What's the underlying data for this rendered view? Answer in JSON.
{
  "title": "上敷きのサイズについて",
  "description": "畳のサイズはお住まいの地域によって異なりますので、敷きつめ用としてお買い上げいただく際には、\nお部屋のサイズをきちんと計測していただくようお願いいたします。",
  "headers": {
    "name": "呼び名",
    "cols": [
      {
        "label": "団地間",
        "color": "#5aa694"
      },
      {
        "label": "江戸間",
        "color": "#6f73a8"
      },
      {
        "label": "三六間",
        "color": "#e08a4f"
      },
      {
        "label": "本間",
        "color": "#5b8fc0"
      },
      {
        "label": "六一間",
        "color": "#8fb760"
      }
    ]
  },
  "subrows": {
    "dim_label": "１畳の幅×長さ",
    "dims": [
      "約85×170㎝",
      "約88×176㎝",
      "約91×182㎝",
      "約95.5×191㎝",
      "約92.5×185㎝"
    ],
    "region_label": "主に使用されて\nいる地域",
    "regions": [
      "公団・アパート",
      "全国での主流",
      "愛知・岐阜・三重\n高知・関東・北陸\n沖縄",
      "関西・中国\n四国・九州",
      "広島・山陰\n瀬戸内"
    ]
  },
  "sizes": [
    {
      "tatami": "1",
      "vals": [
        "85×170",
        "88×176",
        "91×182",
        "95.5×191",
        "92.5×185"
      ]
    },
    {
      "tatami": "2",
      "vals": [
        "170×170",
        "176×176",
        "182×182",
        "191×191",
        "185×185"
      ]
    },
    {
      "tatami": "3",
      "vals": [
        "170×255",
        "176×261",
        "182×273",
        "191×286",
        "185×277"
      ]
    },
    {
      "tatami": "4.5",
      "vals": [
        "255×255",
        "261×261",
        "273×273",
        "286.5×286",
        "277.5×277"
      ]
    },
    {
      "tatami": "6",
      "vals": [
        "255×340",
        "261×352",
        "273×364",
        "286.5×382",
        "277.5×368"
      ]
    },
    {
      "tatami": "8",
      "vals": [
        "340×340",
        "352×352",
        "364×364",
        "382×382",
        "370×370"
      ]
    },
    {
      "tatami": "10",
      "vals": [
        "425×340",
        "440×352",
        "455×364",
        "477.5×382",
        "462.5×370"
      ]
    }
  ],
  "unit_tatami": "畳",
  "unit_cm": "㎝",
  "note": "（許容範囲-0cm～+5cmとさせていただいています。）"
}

What needs to be done:
Return the lines above exactly, keeping every word.

Response below:
What's the underlying data for this rendered view? Answer in JSON.
{
  "title": "上敷きのサイズについて",
  "description": "畳のサイズはお住まいの地域によって異なりますので、敷きつめ用としてお買い上げいただく際には、\nお部屋のサイズをきちんと計測していただくようお願いいたします。",
  "headers": {
    "name": "呼び名",
    "cols": [
      {
        "label": "団地間",
        "color": "#5aa694"
      },
      {
        "label": "江戸間",
        "color": "#6f73a8"
      },
      {
        "label": "三六間",
        "color": "#e08a4f"
      },
      {
        "label": "本間",
        "color": "#5b8fc0"
      },
      {
        "label": "六一間",
        "color": "#8fb760"
      }
    ]
  },
  "subrows": {
    "dim_label": "１畳の幅×長さ",
    "dims": [
      "約85×170㎝",
      "約88×176㎝",
      "約91×182㎝",
      "約95.5×191㎝",
      "約92.5×185㎝"
    ],
    "region_label": "主に使用されて\nいる地域",
    "regions": [
      "公団・アパート",
      "全国での主流",
      "愛知・岐阜・三重\n高知・関東・北陸\n沖縄",
      "関西・中国\n四国・九州",
      "広島・山陰\n瀬戸内"
    ]
  },
  "sizes": [
    {
      "tatami": "1",
      "vals": [
        "85×170",
        "88×176",
        "91×182",
        "95.5×191",
        "92.5×185"
      ]
    },
    {
      "tatami": "2",
      "vals": [
        "170×170",
        "176×176",
        "182×182",
        "191×191",
        "185×185"
      ]
    },
    {
      "tatami": "3",
      "vals": [
        "170×255",
        "176×261",
        "182×273",
        "191×286",
        "185×277"
      ]
    },
    {
      "tatami": "4.5",
      "vals": [
        "255×255",
        "261×261",
        "273×273",
        "286.5×286",
        "277.5×277"
      ]
    },
    {
      "tatami": "6",
      "vals": [
        "255×340",
        "261×352",
        "273×364",
        "286.5×382",
        "277.5×368"
      ]
    },
    {
      "tatami": "8",
      "vals": [
        "340×340",
        "352×352",
        "364×364",
        "382×382",
        "370×370"
      ]
    },
    {
      "tatami": "10",
      "vals": [
        "425×340",
        "440×352",
        "455×364",
        "477.5×382",
        "462.5×370"
      ]
    }
  ],
  "unit_tatami": "畳",
  "unit_cm": "㎝",
  "note": "（許容範囲-0cm～+5cmとさせていただいています。）"
}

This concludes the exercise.